── MATERIAL SUPPLIED

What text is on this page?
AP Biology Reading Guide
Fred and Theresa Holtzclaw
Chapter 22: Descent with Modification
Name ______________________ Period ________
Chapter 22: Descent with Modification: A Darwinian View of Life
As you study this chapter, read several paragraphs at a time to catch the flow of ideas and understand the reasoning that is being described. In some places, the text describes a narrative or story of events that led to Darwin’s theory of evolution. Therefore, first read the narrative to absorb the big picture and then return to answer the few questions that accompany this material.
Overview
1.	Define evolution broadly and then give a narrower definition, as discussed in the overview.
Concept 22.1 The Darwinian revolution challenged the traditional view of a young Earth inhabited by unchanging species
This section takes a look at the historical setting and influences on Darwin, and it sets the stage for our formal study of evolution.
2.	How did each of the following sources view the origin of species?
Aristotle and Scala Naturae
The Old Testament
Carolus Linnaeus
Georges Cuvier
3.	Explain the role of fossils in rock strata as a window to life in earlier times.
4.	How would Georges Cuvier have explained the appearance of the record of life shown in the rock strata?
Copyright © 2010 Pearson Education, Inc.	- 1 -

────

■ PROBLEM TO SOLVE: Copy each line of the preceding data that contains the string "with".

■ IN RESPONSE:
Chapter 22: Descent with Modification
Chapter 22: Descent with Modification: A Darwinian View of Life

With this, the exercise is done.